Polecenie A: Proszę ustalić, czy z tekstem o Bayernie zgadzają się poniższe stwierdzenia: (i) Bayern odniósł ostatnio zwycięstwa nad CSKA Moskwa i FC Schalke; (ii) od 2010 roku Bayern przegrał jeden mecz u siebie w czasie Oktoberfestu; (iii) Robben stwierdził, że drużyna musi rozpocząć serię. Przy każdym należy odpowiedzieć „tak” lub „nie” i przytoczyć rozstrzygające słowa tekstu.
Polecenie B: Należy kontynuować tekst o Bayernie i jego meczach w czasie Oktoberfestu, zaczynając od miejsca, w którym się kończy.

Fragment tekstu:
————

Pep Guardiola jako istotne kroki do przodu może uznać ostatnie wygrane nad CSKA Moskwa oraz FC Schalke. Drużyna zagrała wówczas dobrze, pokazała głód, który jutro musi być tak samo duży – powiedział trener. Robben dodał – musimy rozpocząć serię.
Sztuka ta, powinna się udać szczególnie podczas Oktoberfestu. Podczas tego okresu Bayern jeszcze szczególnie mocny. Od 2010 roku Bawarczycy nie przegrali ani jednego meczu u siebie, gdy w Niemczech odbywało się największe święto piwa na świecie. Zdaniem Müllera oczywiste jest, że dobrą postawę kontynuować należy również podczas starcia z H96 – wszak podczas Oktoberfestu Bayern jest niezwyciężony.

————

[Dane elementów i obszarów]

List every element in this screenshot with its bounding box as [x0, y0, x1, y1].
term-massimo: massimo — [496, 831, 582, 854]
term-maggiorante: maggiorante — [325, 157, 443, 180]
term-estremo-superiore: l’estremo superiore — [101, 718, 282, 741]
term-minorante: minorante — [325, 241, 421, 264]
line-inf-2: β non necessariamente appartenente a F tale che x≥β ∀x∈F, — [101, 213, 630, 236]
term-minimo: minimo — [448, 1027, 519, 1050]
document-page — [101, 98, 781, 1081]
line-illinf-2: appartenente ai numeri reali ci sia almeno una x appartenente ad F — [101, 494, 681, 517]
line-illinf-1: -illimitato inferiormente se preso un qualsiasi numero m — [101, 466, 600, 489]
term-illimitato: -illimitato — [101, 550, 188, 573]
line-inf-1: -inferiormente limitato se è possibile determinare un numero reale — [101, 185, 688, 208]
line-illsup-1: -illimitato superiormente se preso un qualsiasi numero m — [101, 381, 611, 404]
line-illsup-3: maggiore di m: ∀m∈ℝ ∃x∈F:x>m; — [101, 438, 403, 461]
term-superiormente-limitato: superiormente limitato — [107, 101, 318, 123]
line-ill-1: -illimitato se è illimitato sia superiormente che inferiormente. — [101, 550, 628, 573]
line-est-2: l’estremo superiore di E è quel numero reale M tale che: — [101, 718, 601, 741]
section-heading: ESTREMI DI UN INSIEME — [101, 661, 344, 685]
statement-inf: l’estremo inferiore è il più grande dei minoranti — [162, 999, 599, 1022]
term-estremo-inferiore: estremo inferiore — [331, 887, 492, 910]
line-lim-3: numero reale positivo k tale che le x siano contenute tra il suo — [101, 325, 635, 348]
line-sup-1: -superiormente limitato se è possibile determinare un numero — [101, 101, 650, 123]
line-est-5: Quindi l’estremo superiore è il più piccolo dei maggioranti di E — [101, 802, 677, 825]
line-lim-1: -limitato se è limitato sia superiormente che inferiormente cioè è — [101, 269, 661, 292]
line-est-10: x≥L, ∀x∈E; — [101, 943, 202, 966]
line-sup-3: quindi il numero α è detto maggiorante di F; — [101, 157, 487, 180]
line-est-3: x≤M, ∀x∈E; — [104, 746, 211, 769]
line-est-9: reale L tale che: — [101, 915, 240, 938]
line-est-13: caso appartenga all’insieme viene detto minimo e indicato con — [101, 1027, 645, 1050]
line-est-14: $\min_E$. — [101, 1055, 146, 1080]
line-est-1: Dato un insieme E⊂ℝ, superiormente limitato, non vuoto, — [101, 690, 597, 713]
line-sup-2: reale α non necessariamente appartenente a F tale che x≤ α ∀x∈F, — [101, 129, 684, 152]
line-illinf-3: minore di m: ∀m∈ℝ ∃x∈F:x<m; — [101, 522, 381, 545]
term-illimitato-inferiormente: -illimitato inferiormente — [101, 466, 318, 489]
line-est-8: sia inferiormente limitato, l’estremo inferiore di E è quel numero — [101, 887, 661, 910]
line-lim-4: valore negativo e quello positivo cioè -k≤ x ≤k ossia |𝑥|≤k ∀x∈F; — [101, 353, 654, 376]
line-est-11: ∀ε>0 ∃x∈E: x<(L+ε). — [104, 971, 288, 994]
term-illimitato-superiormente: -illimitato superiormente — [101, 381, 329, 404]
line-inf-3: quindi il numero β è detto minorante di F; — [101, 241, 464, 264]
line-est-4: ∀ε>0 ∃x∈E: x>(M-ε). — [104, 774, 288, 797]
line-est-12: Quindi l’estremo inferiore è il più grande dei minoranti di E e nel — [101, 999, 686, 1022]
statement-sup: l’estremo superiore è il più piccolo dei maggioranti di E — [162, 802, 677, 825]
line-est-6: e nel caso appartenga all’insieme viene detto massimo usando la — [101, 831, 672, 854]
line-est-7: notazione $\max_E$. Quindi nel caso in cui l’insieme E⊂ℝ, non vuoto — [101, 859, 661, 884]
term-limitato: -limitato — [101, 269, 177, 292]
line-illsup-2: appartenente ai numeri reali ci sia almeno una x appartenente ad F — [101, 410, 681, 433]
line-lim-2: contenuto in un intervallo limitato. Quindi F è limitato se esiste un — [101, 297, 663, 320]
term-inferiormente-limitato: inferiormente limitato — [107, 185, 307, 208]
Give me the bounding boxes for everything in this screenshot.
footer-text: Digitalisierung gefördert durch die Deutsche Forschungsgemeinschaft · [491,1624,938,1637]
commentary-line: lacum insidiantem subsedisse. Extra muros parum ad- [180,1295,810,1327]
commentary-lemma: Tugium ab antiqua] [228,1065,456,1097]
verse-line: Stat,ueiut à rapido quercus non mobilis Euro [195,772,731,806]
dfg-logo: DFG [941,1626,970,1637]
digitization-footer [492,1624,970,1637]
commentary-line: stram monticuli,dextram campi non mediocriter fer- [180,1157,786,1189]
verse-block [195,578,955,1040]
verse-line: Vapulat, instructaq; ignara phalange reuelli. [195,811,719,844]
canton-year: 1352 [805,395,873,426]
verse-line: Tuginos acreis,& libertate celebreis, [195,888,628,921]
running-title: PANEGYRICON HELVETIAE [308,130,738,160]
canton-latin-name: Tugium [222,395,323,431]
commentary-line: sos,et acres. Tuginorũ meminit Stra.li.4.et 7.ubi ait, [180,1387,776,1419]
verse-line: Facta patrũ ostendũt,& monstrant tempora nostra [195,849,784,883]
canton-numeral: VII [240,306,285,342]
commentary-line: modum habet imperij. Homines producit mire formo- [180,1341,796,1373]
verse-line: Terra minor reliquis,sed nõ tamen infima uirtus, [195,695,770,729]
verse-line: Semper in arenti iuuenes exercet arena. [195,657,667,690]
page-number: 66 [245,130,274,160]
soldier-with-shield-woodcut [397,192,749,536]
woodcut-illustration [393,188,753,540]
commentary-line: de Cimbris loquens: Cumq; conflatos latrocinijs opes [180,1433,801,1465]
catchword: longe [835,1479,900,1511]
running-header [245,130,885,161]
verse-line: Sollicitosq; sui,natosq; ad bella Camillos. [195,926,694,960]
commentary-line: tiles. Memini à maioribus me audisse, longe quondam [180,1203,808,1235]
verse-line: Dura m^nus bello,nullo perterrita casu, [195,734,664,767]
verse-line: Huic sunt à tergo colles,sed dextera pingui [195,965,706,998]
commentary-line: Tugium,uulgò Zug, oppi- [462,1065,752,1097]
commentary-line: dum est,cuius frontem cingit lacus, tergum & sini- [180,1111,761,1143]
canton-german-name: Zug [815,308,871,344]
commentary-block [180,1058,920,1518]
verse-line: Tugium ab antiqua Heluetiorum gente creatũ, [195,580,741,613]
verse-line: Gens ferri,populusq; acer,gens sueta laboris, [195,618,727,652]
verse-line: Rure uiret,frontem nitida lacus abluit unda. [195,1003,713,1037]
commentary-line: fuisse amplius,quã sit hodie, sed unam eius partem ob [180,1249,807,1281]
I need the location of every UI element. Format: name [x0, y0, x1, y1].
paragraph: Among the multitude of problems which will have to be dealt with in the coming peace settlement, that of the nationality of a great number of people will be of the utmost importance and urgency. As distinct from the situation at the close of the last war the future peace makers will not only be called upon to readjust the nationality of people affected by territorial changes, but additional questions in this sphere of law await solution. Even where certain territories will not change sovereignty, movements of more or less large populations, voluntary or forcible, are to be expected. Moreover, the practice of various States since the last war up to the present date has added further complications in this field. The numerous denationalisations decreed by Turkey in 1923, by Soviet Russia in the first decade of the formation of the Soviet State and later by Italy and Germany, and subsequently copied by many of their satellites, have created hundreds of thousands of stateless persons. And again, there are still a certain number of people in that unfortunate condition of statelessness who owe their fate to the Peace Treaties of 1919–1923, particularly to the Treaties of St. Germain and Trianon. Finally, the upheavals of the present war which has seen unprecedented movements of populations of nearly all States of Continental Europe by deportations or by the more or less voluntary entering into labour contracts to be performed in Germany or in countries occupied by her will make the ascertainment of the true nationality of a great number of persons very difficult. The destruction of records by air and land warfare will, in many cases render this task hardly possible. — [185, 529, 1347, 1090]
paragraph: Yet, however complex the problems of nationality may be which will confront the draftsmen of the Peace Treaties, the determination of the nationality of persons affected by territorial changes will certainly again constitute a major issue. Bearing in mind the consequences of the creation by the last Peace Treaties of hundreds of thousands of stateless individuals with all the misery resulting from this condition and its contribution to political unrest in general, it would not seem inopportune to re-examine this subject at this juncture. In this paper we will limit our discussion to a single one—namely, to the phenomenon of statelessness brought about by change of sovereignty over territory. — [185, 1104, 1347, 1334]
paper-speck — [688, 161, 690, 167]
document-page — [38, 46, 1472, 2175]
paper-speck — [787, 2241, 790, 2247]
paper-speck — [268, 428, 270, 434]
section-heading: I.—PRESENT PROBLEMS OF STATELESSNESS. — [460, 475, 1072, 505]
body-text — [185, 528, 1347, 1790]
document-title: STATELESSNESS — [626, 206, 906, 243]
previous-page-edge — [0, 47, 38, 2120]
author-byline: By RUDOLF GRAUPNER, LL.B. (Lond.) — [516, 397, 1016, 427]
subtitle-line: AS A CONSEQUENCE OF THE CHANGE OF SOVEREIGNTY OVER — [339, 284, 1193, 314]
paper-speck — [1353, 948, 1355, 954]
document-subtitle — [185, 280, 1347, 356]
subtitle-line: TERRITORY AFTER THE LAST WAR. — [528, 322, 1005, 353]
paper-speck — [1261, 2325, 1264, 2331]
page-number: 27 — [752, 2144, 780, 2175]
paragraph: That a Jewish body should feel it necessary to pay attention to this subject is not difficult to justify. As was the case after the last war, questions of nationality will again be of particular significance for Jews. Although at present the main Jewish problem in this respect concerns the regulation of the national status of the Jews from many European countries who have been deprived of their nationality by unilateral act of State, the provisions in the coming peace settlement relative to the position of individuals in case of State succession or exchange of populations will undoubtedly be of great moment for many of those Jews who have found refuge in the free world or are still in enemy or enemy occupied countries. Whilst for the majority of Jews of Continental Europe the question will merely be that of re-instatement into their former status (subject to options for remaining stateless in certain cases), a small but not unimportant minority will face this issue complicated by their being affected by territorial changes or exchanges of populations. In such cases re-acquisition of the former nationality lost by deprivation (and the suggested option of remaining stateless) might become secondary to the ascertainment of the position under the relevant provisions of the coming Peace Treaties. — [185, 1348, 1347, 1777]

————

Wynik A:
(i) Tak: „ostatnie wygrane nad CSKA Moskwa oraz FC Schalke”.
(ii) Nie: „Od 2010 roku Bawarczycy nie przegrali ani jednego meczu u siebie, gdy w Niemczech odbywało się największe święto piwa na świecie”.
(iii) Tak: „Robben dodał – musimy rozpocząć serię”.

Wynik B:
Götze wraca do składu
Z Hannoverem Bayern grał już 11 dni temu, wygrywając 2:0. Poczuliśmy, że jest ciężko –przypomina Guardiola, odnosząc się szczególnie do pierwszej połowy, podczas której nie padła żadna bramka. Defensywa graczy z Dolnej Saksonii była nie do przebicia. Raz nawet słupek uratował Bawarczyków przed utrata gola. Musimy zagrać na 100% - ostrzega Robben przed ponownym spotkaniem.
W porównaniu ze starciem z Bundesligi, sytuacja kadrowa FCB uległa poprawie. Bastian Schweinsteiger wrócił do sił, rozgrywając wspaniały mecz (Pep – on zagrał naprawdę, ale to naprawdę dobrze), a Mario Götze oraz Pierre-Emile Hojbjerg również wrócili do treningów. Czy Mario zagra z H96 Guardiola zadecyduje w dniu meczu – on potrzebuje czasu.
Hannover chce spróbować wszystkiego
Jednak również H96 ma większy wybór piłkarzy. Mirko Slomka może wystawić swojego najlepszego strzelca – Szabolcs Husztiego, który 11 dni temu był zawieszony. Napastnik Mame Diouf podobnie jak Steven Cherundolo, Christian Pander oraz Filipe nie będą mogli wybiec na murawę. Zdaniem Slomki w Monachium – rozegrano dobry mecz. Tym razem ma nadzieję, że jego drużyna zagra – ciut odważniej i bardziej bezczelnie. Jeśli dodatkowo ciężką pracą wypracują sobie okazje strzeleckie, to z odrobiną szczęścia zdobędziemy gola.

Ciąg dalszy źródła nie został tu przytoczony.